◆ Stated goal
Copy out all lines where "KASE" appears.

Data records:
## start

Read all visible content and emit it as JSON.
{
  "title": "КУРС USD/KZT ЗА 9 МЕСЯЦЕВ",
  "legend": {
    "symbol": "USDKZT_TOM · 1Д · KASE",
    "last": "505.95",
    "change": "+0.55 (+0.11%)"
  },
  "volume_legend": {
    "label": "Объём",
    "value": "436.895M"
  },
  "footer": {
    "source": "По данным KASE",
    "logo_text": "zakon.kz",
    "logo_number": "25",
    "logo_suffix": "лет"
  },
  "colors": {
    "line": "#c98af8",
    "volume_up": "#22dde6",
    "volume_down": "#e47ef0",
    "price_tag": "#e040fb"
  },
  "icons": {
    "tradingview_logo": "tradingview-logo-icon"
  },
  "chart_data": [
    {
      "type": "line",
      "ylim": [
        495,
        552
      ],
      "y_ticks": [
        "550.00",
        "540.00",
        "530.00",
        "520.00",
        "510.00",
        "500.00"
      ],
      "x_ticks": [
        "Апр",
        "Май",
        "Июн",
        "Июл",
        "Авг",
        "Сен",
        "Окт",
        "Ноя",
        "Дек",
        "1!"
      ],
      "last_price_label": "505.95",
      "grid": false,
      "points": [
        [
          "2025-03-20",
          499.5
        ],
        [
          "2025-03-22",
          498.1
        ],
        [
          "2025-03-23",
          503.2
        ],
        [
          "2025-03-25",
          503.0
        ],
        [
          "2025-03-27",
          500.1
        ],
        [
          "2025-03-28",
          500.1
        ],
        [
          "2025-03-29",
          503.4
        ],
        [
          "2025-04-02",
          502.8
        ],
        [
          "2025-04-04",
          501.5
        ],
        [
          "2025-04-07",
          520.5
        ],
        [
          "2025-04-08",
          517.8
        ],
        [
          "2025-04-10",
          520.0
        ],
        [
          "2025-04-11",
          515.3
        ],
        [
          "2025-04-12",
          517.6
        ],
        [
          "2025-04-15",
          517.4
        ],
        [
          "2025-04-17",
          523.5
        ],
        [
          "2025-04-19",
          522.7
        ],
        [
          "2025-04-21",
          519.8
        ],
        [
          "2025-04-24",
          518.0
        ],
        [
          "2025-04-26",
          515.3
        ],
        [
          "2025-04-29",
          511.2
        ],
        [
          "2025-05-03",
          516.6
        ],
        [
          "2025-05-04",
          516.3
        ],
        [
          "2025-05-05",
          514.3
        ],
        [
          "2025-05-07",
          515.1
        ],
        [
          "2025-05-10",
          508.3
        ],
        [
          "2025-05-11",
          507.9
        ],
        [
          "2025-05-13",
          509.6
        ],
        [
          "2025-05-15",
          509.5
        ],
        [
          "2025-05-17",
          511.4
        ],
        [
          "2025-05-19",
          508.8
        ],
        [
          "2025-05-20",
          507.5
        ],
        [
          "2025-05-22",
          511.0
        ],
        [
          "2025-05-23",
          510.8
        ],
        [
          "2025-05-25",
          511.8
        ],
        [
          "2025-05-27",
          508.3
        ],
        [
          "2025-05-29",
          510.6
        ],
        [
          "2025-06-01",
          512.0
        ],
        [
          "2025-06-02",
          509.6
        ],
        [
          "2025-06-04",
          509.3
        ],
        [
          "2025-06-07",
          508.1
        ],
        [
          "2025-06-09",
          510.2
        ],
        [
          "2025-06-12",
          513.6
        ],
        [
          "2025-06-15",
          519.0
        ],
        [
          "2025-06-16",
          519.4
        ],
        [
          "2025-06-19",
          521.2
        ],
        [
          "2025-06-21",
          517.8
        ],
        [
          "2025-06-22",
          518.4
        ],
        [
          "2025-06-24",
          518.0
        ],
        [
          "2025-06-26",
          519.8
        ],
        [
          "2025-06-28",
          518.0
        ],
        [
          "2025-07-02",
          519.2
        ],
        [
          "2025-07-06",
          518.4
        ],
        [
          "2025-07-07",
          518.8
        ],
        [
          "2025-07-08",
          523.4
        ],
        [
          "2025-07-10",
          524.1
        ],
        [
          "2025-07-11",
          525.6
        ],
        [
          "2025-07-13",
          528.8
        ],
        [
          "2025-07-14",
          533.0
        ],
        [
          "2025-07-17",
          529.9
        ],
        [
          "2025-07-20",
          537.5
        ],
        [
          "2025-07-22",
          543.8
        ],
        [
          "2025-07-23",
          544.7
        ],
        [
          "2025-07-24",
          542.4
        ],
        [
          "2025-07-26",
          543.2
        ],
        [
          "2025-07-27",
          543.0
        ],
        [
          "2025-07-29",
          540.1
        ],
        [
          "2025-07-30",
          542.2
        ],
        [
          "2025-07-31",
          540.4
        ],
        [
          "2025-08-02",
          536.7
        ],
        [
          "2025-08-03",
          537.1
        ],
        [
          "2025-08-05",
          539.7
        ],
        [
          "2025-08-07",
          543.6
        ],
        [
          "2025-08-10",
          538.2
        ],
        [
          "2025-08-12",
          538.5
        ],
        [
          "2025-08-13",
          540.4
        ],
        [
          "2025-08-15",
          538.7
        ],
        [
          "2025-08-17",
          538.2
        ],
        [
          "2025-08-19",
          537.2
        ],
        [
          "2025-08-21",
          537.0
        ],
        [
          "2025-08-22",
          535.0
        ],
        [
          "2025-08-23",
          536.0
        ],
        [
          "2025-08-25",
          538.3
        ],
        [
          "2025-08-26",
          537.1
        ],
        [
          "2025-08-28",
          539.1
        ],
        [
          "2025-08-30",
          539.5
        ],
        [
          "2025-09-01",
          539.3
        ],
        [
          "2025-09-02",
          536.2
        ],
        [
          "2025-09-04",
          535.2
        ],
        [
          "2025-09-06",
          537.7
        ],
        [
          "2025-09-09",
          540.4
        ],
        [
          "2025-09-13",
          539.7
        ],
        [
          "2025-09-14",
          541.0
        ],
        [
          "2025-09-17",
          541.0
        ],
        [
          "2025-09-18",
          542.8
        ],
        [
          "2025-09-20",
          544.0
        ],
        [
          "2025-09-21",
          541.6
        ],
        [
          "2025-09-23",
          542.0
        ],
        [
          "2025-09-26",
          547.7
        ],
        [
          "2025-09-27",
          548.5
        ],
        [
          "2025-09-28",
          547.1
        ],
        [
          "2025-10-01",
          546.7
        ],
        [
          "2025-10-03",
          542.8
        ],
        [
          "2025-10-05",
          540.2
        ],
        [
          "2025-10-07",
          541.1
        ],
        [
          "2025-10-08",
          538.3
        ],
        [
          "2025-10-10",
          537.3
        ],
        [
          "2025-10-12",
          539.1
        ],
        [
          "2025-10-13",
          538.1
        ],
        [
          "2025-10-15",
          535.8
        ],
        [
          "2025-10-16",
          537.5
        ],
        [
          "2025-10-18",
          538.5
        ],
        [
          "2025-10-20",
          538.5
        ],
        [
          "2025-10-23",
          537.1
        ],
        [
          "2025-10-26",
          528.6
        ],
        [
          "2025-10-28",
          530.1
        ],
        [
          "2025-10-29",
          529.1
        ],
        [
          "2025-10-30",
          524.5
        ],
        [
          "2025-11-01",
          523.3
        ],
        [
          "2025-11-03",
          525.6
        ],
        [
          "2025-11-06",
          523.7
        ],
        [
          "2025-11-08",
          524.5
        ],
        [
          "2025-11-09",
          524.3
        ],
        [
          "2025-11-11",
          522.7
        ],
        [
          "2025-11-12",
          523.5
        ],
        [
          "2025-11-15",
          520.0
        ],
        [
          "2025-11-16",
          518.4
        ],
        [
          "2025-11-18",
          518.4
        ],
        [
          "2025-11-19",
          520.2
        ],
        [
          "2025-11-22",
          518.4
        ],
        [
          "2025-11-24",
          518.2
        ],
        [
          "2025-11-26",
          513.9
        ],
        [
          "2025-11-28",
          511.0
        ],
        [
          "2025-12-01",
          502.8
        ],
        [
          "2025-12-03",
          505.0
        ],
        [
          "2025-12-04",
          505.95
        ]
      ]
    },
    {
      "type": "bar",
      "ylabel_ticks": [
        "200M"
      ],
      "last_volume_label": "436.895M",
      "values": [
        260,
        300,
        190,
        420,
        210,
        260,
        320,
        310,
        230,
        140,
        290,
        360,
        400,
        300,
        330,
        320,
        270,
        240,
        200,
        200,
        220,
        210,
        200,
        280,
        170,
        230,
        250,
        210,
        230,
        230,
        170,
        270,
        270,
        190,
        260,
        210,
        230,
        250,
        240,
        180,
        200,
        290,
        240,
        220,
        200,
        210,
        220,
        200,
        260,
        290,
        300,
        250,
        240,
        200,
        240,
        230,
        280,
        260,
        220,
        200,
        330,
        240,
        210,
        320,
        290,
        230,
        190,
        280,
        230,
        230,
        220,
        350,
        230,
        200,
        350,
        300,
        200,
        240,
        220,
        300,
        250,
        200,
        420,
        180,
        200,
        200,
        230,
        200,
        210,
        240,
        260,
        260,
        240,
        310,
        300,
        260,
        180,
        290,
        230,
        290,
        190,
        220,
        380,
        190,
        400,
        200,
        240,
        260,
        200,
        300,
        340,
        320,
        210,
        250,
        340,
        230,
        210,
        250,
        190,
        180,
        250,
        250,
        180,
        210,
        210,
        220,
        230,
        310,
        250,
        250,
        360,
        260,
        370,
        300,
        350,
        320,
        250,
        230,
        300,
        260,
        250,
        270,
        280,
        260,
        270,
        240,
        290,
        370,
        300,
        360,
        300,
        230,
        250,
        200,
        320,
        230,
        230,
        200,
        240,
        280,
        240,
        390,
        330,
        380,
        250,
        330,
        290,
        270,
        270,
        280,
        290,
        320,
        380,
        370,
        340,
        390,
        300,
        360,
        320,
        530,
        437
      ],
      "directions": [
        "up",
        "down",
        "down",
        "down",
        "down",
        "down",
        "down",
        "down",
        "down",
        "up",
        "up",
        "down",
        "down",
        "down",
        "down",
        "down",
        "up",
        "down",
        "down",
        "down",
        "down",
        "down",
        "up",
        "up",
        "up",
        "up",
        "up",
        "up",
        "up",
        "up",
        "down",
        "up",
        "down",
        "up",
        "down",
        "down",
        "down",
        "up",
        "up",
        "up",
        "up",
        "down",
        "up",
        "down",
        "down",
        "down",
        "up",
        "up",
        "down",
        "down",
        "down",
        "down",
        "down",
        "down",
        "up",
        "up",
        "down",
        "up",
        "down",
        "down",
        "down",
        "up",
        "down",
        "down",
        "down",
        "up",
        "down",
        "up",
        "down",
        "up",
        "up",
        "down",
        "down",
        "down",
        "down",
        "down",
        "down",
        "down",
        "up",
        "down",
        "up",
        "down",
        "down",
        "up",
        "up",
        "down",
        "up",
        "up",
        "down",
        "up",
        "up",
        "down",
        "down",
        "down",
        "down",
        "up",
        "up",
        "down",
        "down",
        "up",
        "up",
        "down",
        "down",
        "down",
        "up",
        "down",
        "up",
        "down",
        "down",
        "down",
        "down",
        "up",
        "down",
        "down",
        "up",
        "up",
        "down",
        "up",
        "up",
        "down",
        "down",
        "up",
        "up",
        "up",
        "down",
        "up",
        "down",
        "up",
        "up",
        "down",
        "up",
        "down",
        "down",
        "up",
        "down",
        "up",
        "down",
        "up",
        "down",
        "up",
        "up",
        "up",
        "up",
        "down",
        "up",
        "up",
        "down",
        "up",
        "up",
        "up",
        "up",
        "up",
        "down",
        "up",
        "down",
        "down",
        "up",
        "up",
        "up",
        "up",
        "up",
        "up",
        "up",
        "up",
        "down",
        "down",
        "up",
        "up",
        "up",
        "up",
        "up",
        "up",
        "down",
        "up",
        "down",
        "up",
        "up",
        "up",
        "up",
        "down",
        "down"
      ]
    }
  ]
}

## end

◆ Written solution
    "symbol": "USDKZT_TOM · 1Д · KASE",
    "source": "По данным KASE",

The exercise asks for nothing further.